* The request:
Go through the data below. List every line that holds the word "ylabel".

* Material to process:

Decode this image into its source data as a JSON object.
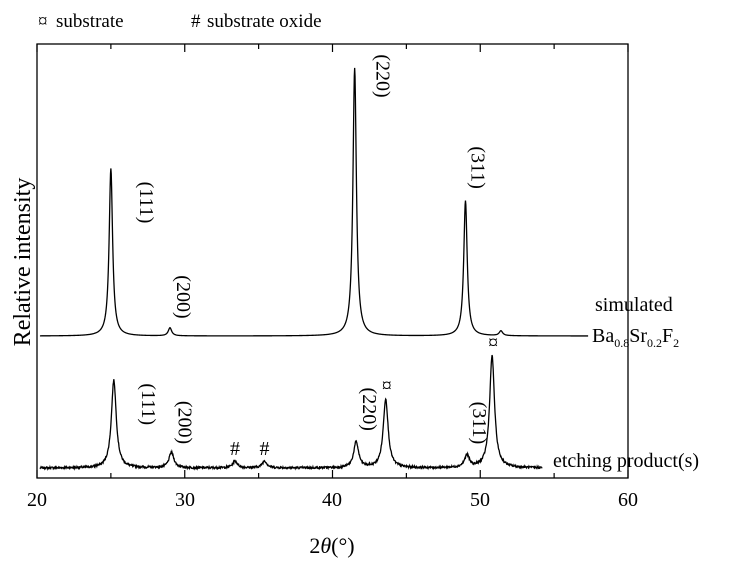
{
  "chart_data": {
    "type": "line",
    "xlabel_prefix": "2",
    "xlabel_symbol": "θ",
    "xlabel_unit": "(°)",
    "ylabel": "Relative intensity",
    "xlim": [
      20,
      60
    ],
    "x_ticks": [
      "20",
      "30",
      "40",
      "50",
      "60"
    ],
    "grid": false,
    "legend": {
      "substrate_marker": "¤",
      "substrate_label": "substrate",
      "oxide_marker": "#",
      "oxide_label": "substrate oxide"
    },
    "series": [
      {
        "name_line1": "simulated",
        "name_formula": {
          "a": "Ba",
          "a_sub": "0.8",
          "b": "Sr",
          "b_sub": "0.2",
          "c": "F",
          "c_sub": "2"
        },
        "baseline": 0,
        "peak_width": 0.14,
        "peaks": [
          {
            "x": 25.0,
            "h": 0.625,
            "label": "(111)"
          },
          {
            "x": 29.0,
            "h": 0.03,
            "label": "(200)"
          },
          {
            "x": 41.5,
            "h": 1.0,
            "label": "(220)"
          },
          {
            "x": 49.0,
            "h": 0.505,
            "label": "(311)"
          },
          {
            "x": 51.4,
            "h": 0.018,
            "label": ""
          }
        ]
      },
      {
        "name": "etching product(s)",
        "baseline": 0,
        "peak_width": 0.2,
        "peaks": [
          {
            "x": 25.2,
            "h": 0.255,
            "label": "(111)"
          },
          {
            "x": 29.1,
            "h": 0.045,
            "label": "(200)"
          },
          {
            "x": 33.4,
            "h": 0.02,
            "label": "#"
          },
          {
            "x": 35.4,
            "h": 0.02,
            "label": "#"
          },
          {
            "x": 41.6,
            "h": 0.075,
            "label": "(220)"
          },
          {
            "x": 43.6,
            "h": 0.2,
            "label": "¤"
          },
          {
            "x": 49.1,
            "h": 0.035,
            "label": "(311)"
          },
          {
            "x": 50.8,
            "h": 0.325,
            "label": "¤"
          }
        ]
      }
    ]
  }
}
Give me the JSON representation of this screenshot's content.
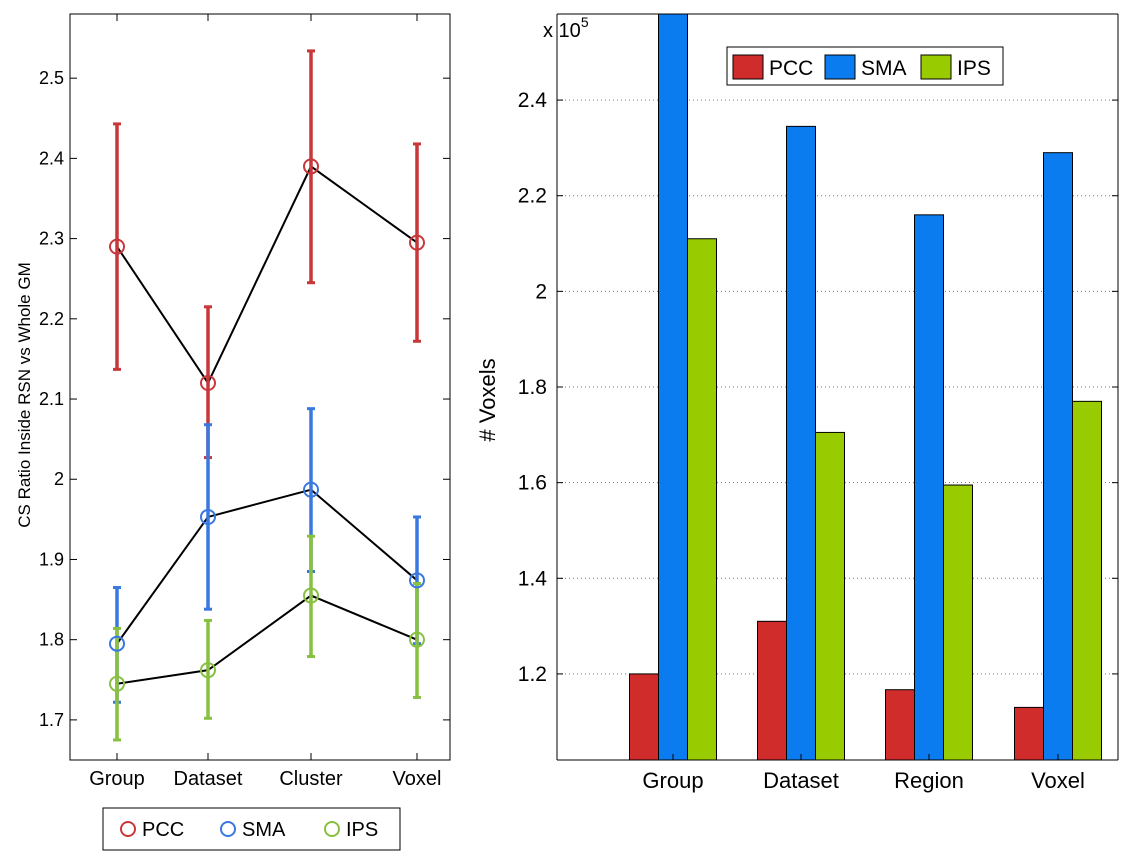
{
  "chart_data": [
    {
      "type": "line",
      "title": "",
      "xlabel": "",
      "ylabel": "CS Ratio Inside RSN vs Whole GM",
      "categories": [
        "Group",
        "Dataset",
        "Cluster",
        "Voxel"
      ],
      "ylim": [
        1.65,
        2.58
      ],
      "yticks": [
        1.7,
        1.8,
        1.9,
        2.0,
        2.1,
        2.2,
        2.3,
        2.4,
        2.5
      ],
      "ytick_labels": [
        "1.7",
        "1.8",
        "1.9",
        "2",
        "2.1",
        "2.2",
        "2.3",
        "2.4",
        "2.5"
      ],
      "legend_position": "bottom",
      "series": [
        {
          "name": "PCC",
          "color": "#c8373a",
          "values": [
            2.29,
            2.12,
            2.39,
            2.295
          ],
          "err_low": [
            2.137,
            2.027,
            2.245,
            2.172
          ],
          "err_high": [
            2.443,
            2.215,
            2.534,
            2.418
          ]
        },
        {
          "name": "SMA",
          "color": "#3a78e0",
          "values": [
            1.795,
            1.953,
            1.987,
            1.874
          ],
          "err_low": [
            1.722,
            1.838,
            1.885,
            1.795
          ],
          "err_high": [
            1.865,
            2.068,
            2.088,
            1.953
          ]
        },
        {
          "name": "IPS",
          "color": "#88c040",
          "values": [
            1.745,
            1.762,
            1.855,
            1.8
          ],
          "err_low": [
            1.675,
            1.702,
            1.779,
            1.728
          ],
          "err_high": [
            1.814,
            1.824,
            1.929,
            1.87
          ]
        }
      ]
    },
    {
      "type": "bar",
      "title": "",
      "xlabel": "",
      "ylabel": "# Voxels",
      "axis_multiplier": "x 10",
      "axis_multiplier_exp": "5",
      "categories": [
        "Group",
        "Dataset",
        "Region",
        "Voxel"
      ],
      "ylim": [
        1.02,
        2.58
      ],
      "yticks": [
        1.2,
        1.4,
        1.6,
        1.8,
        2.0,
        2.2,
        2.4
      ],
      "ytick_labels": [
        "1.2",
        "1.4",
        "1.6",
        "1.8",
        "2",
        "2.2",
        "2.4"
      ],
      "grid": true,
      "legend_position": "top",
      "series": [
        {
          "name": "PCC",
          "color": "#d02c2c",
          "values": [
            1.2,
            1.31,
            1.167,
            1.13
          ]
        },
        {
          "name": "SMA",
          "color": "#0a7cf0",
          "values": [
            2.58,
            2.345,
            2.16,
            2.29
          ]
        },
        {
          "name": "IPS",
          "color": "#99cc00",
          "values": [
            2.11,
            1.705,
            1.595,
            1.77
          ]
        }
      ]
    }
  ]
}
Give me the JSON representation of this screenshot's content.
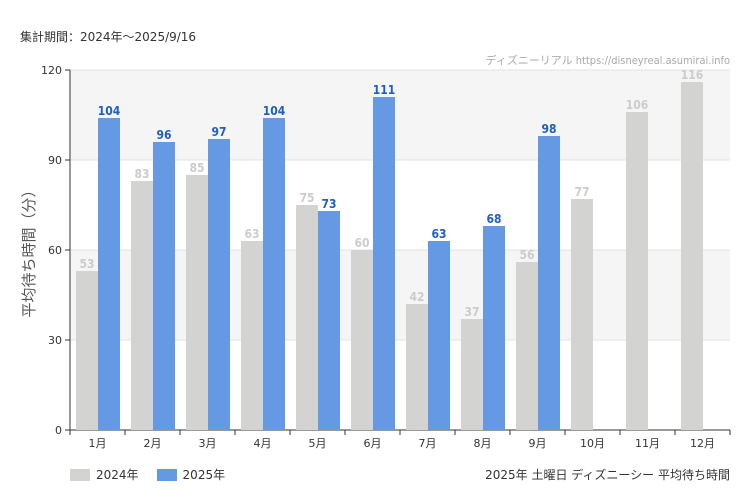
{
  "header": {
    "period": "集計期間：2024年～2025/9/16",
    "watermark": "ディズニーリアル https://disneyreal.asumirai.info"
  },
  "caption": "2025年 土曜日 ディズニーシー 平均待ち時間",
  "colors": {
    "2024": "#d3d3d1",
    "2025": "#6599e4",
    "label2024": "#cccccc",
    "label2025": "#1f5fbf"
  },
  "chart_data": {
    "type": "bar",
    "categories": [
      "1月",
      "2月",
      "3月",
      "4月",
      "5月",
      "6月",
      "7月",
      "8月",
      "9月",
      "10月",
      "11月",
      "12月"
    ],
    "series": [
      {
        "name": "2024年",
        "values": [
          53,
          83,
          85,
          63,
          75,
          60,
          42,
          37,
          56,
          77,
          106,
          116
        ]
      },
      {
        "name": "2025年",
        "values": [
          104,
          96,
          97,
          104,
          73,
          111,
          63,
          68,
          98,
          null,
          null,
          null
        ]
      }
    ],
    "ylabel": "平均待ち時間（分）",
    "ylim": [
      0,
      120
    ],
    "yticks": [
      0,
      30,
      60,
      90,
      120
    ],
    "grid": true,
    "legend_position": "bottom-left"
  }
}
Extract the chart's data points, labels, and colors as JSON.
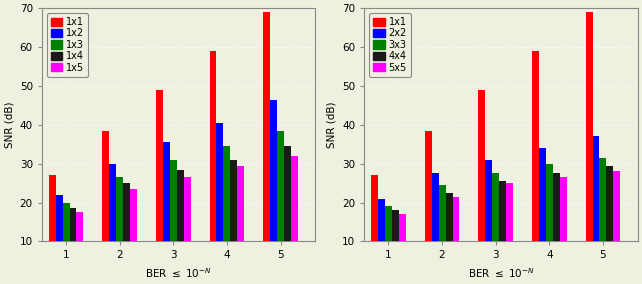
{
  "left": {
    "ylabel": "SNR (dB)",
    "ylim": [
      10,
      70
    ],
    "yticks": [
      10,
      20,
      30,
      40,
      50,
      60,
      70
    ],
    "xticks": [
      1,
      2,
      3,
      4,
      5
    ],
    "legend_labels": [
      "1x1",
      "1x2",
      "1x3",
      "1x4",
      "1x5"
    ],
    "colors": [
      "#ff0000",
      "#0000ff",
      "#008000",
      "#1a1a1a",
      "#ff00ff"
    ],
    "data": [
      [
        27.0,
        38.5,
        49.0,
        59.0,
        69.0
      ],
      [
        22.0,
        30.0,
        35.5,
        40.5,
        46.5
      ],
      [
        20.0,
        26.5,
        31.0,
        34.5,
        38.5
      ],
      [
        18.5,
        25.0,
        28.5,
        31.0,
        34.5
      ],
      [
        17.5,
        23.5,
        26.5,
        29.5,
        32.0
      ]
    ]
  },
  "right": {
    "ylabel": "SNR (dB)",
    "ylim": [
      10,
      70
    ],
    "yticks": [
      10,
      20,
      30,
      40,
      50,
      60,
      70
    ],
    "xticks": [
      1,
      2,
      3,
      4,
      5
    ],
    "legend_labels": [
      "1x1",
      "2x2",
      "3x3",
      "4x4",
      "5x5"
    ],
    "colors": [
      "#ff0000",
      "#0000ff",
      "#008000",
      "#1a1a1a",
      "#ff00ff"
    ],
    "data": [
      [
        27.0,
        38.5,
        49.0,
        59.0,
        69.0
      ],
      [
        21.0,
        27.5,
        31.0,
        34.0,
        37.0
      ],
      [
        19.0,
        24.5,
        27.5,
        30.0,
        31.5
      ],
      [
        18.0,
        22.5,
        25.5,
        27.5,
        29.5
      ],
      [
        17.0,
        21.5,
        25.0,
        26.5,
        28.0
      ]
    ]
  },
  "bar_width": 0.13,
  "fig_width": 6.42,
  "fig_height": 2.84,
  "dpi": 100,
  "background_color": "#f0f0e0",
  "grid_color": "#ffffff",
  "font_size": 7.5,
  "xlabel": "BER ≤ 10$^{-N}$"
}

* The output:
    "ylabel": "Relative intensity",
      "ylabel": "CS Ratio Inside RSN vs Whole GM",
      "ylabel": "# Voxels",
    "ylabel": "平均待ち時間（分）",
    "ylabel": "SNR (dB)",
    "ylabel": "SNR (dB)",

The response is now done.